» What you have to do: Could you render the lines below as a numbered list, leaving out any blank ones?

═══ Working data ═══

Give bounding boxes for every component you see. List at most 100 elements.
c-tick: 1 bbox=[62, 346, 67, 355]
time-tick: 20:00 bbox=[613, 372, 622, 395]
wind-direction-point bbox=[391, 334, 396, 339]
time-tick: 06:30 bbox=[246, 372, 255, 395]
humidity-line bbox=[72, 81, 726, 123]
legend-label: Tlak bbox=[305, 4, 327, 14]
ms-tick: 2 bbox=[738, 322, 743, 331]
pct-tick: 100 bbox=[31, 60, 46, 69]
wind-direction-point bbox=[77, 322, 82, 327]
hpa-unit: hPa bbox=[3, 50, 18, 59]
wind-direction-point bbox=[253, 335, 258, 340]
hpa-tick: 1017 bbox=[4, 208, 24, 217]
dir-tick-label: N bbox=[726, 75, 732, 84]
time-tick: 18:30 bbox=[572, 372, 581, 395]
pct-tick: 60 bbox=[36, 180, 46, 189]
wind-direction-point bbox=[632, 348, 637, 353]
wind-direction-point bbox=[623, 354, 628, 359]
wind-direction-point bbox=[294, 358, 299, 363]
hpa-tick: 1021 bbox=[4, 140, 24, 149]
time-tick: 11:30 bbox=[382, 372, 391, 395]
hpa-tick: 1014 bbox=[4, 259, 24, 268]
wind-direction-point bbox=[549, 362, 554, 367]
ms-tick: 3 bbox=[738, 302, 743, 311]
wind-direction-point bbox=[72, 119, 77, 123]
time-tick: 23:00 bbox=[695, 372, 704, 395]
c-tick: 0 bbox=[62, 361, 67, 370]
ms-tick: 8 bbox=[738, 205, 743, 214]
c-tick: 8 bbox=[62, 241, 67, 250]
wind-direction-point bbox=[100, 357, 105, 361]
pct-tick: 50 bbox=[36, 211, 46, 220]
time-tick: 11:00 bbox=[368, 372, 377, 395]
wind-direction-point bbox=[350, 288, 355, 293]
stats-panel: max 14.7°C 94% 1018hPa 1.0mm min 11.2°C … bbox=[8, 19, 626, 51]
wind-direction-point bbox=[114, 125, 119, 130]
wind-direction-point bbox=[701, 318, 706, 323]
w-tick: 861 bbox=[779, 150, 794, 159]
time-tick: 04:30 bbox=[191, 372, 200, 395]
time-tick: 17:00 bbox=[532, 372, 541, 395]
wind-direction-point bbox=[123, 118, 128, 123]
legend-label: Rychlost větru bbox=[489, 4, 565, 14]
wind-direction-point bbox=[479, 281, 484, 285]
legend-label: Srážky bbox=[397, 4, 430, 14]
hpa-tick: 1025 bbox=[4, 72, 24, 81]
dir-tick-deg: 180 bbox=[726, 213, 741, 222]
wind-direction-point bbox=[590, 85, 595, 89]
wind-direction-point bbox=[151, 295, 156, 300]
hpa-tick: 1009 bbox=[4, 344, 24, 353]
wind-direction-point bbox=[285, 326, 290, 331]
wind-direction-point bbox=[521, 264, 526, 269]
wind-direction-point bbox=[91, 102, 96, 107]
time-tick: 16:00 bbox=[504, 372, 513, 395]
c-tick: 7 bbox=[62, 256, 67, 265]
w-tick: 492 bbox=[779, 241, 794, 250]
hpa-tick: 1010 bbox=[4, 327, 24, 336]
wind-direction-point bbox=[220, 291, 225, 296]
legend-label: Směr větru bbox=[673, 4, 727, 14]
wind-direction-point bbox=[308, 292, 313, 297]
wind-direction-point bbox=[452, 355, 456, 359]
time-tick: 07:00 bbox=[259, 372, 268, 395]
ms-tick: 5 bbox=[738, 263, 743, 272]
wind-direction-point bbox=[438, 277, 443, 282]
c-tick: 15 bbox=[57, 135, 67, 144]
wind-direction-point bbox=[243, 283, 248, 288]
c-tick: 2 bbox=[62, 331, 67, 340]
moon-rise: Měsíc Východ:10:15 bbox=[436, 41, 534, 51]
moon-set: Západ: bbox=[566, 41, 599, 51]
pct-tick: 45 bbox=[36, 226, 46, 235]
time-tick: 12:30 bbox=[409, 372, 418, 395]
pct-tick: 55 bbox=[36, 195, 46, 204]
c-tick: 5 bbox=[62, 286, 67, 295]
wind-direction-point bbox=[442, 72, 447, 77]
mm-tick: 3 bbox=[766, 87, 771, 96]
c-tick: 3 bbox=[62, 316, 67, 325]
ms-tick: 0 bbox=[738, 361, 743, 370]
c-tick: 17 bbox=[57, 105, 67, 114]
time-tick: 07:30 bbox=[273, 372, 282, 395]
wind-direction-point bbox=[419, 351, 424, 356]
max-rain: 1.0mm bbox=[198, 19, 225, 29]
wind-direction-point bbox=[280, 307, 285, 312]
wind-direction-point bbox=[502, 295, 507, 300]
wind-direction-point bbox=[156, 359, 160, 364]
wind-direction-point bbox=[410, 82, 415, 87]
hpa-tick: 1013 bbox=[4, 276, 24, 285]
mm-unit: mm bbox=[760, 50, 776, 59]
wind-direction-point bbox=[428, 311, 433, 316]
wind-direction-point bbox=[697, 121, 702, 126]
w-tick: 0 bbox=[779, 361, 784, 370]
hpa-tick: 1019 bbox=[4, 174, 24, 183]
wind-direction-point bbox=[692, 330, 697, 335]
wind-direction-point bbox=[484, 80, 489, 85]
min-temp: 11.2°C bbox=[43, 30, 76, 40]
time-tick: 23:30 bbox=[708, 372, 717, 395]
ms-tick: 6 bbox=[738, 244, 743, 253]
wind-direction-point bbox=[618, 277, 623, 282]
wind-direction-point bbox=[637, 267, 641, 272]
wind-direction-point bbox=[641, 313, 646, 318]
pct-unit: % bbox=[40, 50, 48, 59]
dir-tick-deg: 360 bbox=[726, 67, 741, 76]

═══

» Exercise output:
1. Give bounding boxes for every component you see. List at most 100 elements.
2. c-tick: 1 bbox=[62, 346, 67, 355]
3. time-tick: 20:00 bbox=[613, 372, 622, 395]
4. wind-direction-point bbox=[391, 334, 396, 339]
5. time-tick: 06:30 bbox=[246, 372, 255, 395]
6. humidity-line bbox=[72, 81, 726, 123]
7. legend-label: Tlak bbox=[305, 4, 327, 14]
8. ms-tick: 2 bbox=[738, 322, 743, 331]
9. pct-tick: 100 bbox=[31, 60, 46, 69]
10. wind-direction-point bbox=[77, 322, 82, 327]
11. hpa-unit: hPa bbox=[3, 50, 18, 59]
12. wind-direction-point bbox=[253, 335, 258, 340]
13. hpa-tick: 1017 bbox=[4, 208, 24, 217]
14. dir-tick-label: N bbox=[726, 75, 732, 84]
15. time-tick: 18:30 bbox=[572, 372, 581, 395]
16. pct-tick: 60 bbox=[36, 180, 46, 189]
17. wind-direction-point bbox=[632, 348, 637, 353]
18. wind-direction-point bbox=[623, 354, 628, 359]
19. wind-direction-point bbox=[294, 358, 299, 363]
20. hpa-tick: 1021 bbox=[4, 140, 24, 149]
21. time-tick: 11:30 bbox=[382, 372, 391, 395]
22. hpa-tick: 1014 bbox=[4, 259, 24, 268]
23. wind-direction-point bbox=[549, 362, 554, 367]
24. ms-tick: 3 bbox=[738, 302, 743, 311]
25. wind-direction-point bbox=[72, 119, 77, 123]
26. time-tick: 23:00 bbox=[695, 372, 704, 395]
27. c-tick: 0 bbox=[62, 361, 67, 370]
28. ms-tick: 8 bbox=[738, 205, 743, 214]
29. c-tick: 8 bbox=[62, 241, 67, 250]
30. wind-direction-point bbox=[100, 357, 105, 361]
31. pct-tick: 50 bbox=[36, 211, 46, 220]
32. time-tick: 11:00 bbox=[368, 372, 377, 395]
33. wind-direction-point bbox=[350, 288, 355, 293]
34. stats-panel: max 14.7°C 94% 1018hPa 1.0mm min 11.2°C … bbox=[8, 19, 626, 51]
35. wind-direction-point bbox=[114, 125, 119, 130]
36. wind-direction-point bbox=[701, 318, 706, 323]
37. w-tick: 861 bbox=[779, 150, 794, 159]
38. time-tick: 04:30 bbox=[191, 372, 200, 395]
39. time-tick: 17:00 bbox=[532, 372, 541, 395]
40. wind-direction-point bbox=[123, 118, 128, 123]
41. legend-label: Rychlost větru bbox=[489, 4, 565, 14]
42. wind-direction-point bbox=[479, 281, 484, 285]
43. legend-label: Srážky bbox=[397, 4, 430, 14]
44. hpa-tick: 1025 bbox=[4, 72, 24, 81]
45. dir-tick-deg: 180 bbox=[726, 213, 741, 222]
46. wind-direction-point bbox=[590, 85, 595, 89]
47. wind-direction-point bbox=[151, 295, 156, 300]
48. hpa-tick: 1009 bbox=[4, 344, 24, 353]
49. wind-direction-point bbox=[285, 326, 290, 331]
50. wind-direction-point bbox=[521, 264, 526, 269]
51. wind-direction-point bbox=[91, 102, 96, 107]
52. time-tick: 16:00 bbox=[504, 372, 513, 395]
53. c-tick: 7 bbox=[62, 256, 67, 265]
54. w-tick: 492 bbox=[779, 241, 794, 250]
55. hpa-tick: 1010 bbox=[4, 327, 24, 336]
56. wind-direction-point bbox=[220, 291, 225, 296]
57. legend-label: Směr větru bbox=[673, 4, 727, 14]
58. wind-direction-point bbox=[308, 292, 313, 297]
59. wind-direction-point bbox=[452, 355, 456, 359]
60. time-tick: 07:00 bbox=[259, 372, 268, 395]
61. ms-tick: 5 bbox=[738, 263, 743, 272]
62. wind-direction-point bbox=[438, 277, 443, 282]
63. c-tick: 15 bbox=[57, 135, 67, 144]
64. wind-direction-point bbox=[243, 283, 248, 288]
65. c-tick: 2 bbox=[62, 331, 67, 340]
66. moon-rise: Měsíc Východ:10:15 bbox=[436, 41, 534, 51]
67. moon-set: Západ: bbox=[566, 41, 599, 51]
68. pct-tick: 45 bbox=[36, 226, 46, 235]
69. time-tick: 12:30 bbox=[409, 372, 418, 395]
70. pct-tick: 55 bbox=[36, 195, 46, 204]
71. c-tick: 5 bbox=[62, 286, 67, 295]
72. wind-direction-point bbox=[442, 72, 447, 77]
73. mm-tick: 3 bbox=[766, 87, 771, 96]
74. c-tick: 3 bbox=[62, 316, 67, 325]
75. ms-tick: 0 bbox=[738, 361, 743, 370]
76. c-tick: 17 bbox=[57, 105, 67, 114]
77. time-tick: 07:30 bbox=[273, 372, 282, 395]
78. wind-direction-point bbox=[419, 351, 424, 356]
79. max-rain: 1.0mm bbox=[198, 19, 225, 29]
80. wind-direction-point bbox=[280, 307, 285, 312]
81. wind-direction-point bbox=[502, 295, 507, 300]
82. wind-direction-point bbox=[156, 359, 160, 364]
83. wind-direction-point bbox=[410, 82, 415, 87]
84. hpa-tick: 1013 bbox=[4, 276, 24, 285]
85. mm-unit: mm bbox=[760, 50, 776, 59]
86. wind-direction-point bbox=[428, 311, 433, 316]
87. wind-direction-point bbox=[697, 121, 702, 126]
88. w-tick: 0 bbox=[779, 361, 784, 370]
89. hpa-tick: 1019 bbox=[4, 174, 24, 183]
90. wind-direction-point bbox=[692, 330, 697, 335]
91. wind-direction-point bbox=[484, 80, 489, 85]
92. min-temp: 11.2°C bbox=[43, 30, 76, 40]
93. time-tick: 23:30 bbox=[708, 372, 717, 395]
94. ms-tick: 6 bbox=[738, 244, 743, 253]
95. wind-direction-point bbox=[618, 277, 623, 282]
96. wind-direction-point bbox=[637, 267, 641, 272]
97. wind-direction-point bbox=[641, 313, 646, 318]
98. pct-unit: % bbox=[40, 50, 48, 59]
99. dir-tick-deg: 360 bbox=[726, 67, 741, 76]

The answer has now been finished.